--- START Given data ---

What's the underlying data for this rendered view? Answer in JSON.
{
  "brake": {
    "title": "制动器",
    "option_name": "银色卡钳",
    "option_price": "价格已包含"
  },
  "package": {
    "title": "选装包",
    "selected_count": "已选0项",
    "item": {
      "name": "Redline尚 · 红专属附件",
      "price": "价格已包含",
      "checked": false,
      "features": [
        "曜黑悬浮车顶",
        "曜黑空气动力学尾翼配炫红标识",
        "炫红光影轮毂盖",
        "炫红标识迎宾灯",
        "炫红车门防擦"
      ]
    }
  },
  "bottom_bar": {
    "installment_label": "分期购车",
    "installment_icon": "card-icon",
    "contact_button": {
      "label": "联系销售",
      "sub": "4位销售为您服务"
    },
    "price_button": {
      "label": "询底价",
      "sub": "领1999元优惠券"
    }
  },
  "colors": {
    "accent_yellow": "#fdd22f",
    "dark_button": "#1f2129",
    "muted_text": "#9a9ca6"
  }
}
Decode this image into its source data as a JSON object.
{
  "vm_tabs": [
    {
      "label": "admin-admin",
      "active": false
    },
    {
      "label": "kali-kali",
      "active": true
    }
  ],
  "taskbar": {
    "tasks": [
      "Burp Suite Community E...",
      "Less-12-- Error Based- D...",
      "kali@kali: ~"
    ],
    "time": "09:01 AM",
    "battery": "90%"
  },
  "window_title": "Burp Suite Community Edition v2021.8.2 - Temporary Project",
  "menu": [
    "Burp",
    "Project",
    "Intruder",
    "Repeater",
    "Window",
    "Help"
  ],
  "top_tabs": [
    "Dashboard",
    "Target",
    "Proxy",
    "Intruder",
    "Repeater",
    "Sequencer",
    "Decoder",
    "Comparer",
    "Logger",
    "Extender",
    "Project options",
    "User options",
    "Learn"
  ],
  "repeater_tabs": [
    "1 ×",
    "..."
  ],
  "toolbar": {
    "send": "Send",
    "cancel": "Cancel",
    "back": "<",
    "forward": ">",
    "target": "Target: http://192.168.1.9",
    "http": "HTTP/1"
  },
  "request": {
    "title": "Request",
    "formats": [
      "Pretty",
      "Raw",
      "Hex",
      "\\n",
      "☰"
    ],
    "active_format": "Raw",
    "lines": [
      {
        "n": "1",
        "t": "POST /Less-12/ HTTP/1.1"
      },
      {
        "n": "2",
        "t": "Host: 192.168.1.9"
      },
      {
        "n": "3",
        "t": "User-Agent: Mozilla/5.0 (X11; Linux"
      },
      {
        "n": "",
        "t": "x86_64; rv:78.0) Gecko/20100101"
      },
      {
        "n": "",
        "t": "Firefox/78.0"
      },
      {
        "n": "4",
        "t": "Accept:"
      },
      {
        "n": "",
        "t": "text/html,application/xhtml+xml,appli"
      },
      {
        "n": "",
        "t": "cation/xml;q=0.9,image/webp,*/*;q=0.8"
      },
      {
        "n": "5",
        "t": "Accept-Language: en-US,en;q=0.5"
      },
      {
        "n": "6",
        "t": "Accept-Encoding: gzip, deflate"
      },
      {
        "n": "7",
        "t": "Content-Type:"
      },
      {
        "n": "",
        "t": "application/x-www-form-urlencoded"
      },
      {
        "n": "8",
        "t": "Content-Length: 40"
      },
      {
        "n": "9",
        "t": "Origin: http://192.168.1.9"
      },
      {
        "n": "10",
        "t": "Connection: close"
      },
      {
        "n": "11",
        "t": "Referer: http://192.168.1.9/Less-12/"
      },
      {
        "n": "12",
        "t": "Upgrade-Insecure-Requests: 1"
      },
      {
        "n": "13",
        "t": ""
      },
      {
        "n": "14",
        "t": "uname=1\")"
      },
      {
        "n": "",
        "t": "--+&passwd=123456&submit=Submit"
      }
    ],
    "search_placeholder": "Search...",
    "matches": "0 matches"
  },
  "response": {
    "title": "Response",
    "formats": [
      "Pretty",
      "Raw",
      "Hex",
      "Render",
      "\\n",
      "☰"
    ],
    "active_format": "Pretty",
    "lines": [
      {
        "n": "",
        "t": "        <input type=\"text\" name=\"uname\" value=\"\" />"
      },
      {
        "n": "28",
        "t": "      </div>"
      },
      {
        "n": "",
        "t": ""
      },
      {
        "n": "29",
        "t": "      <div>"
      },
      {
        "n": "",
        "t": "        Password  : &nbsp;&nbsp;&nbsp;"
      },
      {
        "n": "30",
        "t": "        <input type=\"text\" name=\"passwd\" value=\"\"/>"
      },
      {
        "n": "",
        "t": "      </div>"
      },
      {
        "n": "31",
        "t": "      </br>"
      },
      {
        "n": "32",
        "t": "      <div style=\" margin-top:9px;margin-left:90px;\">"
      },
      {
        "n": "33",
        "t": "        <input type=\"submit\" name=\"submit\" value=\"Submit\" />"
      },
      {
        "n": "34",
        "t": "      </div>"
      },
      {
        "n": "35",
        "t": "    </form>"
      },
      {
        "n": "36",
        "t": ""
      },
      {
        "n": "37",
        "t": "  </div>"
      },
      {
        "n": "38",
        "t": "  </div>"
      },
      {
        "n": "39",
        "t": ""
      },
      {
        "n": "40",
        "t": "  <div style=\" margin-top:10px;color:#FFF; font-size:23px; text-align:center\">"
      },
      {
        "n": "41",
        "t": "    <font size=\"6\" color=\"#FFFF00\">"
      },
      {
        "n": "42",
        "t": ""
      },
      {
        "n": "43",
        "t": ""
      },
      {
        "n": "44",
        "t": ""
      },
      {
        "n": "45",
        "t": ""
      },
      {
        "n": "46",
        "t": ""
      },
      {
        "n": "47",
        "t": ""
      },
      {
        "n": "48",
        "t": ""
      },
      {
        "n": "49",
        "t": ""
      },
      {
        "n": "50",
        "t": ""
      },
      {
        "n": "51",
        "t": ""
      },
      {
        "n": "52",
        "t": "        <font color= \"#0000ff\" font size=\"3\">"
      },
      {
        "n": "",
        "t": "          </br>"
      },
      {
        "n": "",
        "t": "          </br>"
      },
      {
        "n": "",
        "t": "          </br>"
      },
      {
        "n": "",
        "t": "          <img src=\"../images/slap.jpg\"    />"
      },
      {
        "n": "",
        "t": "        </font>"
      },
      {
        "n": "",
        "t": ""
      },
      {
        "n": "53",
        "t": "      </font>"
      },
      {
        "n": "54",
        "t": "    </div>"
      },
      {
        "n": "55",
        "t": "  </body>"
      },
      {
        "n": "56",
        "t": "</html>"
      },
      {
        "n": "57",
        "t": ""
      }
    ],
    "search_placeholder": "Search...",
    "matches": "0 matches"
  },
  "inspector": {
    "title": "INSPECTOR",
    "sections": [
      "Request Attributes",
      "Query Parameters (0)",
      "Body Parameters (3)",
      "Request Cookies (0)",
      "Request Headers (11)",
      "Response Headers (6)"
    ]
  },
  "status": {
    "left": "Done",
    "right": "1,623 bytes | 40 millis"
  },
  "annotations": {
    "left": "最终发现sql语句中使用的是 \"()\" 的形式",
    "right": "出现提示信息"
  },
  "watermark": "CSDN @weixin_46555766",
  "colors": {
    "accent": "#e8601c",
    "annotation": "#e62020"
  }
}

--- END Given data ---

Extract each line from the entries above that contains the string "html".

Correct output:
        "t": "text/html,application/xhtml+xml,appli"
        "t": "</html>"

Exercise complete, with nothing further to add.